Extracts from a graphics dataset:
------------------------------------------------------------
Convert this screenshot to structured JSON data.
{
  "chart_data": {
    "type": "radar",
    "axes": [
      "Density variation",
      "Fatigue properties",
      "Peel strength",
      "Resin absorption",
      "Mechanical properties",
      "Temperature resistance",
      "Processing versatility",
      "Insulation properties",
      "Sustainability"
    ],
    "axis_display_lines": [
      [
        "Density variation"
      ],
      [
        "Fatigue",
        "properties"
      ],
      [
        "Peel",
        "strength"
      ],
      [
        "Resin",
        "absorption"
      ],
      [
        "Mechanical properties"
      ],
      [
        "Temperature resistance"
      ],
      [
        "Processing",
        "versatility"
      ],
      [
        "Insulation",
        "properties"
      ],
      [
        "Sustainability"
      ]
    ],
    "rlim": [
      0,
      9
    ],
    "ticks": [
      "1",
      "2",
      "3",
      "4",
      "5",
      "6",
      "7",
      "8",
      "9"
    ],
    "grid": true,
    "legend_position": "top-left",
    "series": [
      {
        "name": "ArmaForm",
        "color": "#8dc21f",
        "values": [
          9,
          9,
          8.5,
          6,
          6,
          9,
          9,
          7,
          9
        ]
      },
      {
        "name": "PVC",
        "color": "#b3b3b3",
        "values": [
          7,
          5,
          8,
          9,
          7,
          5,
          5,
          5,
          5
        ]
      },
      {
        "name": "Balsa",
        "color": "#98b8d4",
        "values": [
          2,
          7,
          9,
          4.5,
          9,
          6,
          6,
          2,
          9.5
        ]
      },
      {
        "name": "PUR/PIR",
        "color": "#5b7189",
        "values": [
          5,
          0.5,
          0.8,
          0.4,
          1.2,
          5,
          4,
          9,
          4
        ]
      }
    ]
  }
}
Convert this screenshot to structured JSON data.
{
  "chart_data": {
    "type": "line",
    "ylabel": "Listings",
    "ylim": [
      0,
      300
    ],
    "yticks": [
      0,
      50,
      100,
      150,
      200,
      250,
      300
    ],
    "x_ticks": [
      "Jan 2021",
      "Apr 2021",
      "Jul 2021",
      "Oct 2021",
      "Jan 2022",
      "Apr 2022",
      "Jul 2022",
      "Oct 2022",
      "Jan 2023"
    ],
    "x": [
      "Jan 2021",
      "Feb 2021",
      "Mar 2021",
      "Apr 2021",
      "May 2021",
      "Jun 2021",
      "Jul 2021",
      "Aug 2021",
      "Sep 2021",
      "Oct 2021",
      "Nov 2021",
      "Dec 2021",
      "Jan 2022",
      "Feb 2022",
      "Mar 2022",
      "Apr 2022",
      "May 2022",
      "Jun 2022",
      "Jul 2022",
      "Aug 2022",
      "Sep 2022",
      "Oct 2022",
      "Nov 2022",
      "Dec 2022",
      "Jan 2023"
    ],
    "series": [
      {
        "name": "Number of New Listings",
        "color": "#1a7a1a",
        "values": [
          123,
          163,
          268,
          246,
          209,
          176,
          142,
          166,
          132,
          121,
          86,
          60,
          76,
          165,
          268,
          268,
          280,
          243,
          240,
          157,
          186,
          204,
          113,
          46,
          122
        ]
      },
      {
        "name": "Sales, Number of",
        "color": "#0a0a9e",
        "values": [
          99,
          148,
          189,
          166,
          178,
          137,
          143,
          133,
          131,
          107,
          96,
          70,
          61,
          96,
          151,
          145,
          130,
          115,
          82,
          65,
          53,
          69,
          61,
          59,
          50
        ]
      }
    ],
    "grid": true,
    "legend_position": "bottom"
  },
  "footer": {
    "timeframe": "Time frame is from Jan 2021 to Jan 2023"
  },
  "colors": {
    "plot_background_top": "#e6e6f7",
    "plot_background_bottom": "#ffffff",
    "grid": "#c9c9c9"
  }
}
------------------------------------------------------------
• **WORK REQUIRED**: Could you reproduce every record above exactly as it appears?

• **WRITTEN SOLUTION**:
Convert this screenshot to structured JSON data.
{
  "chart_data": {
    "type": "radar",
    "axes": [
      "Density variation",
      "Fatigue properties",
      "Peel strength",
      "Resin absorption",
      "Mechanical properties",
      "Temperature resistance",
      "Processing versatility",
      "Insulation properties",
      "Sustainability"
    ],
    "axis_display_lines": [
      [
        "Density variation"
      ],
      [
        "Fatigue",
        "properties"
      ],
      [
        "Peel",
        "strength"
      ],
      [
        "Resin",
        "absorption"
      ],
      [
        "Mechanical properties"
      ],
      [
        "Temperature resistance"
      ],
      [
        "Processing",
        "versatility"
      ],
      [
        "Insulation",
        "properties"
      ],
      [
        "Sustainability"
      ]
    ],
    "rlim": [
      0,
      9
    ],
    "ticks": [
      "1",
      "2",
      "3",
      "4",
      "5",
      "6",
      "7",
      "8",
      "9"
    ],
    "grid": true,
    "legend_position": "top-left",
    "series": [
      {
        "name": "ArmaForm",
        "color": "#8dc21f",
        "values": [
          9,
          9,
          8.5,
          6,
          6,
          9,
          9,
          7,
          9
        ]
      },
      {
        "name": "PVC",
        "color": "#b3b3b3",
        "values": [
          7,
          5,
          8,
          9,
          7,
          5,
          5,
          5,
          5
        ]
      },
      {
        "name": "Balsa",
        "color": "#98b8d4",
        "values": [
          2,
          7,
          9,
          4.5,
          9,
          6,
          6,
          2,
          9.5
        ]
      },
      {
        "name": "PUR/PIR",
        "color": "#5b7189",
        "values": [
          5,
          0.5,
          0.8,
          0.4,
          1.2,
          5,
          4,
          9,
          4
        ]
      }
    ]
  }
}
Convert this screenshot to structured JSON data.
{
  "chart_data": {
    "type": "line",
    "ylabel": "Listings",
    "ylim": [
      0,
      300
    ],
    "yticks": [
      0,
      50,
      100,
      150,
      200,
      250,
      300
    ],
    "x_ticks": [
      "Jan 2021",
      "Apr 2021",
      "Jul 2021",
      "Oct 2021",
      "Jan 2022",
      "Apr 2022",
      "Jul 2022",
      "Oct 2022",
      "Jan 2023"
    ],
    "x": [
      "Jan 2021",
      "Feb 2021",
      "Mar 2021",
      "Apr 2021",
      "May 2021",
      "Jun 2021",
      "Jul 2021",
      "Aug 2021",
      "Sep 2021",
      "Oct 2021",
      "Nov 2021",
      "Dec 2021",
      "Jan 2022",
      "Feb 2022",
      "Mar 2022",
      "Apr 2022",
      "May 2022",
      "Jun 2022",
      "Jul 2022",
      "Aug 2022",
      "Sep 2022",
      "Oct 2022",
      "Nov 2022",
      "Dec 2022",
      "Jan 2023"
    ],
    "series": [
      {
        "name": "Number of New Listings",
        "color": "#1a7a1a",
        "values": [
          123,
          163,
          268,
          246,
          209,
          176,
          142,
          166,
          132,
          121,
          86,
          60,
          76,
          165,
          268,
          268,
          280,
          243,
          240,
          157,
          186,
          204,
          113,
          46,
          122
        ]
      },
      {
        "name": "Sales, Number of",
        "color": "#0a0a9e",
        "values": [
          99,
          148,
          189,
          166,
          178,
          137,
          143,
          133,
          131,
          107,
          96,
          70,
          61,
          96,
          151,
          145,
          130,
          115,
          82,
          65,
          53,
          69,
          61,
          59,
          50
        ]
      }
    ],
    "grid": true,
    "legend_position": "bottom"
  },
  "footer": {
    "timeframe": "Time frame is from Jan 2021 to Jan 2023"
  },
  "colors": {
    "plot_background_top": "#e6e6f7",
    "plot_background_bottom": "#ffffff",
    "grid": "#c9c9c9"
  }
}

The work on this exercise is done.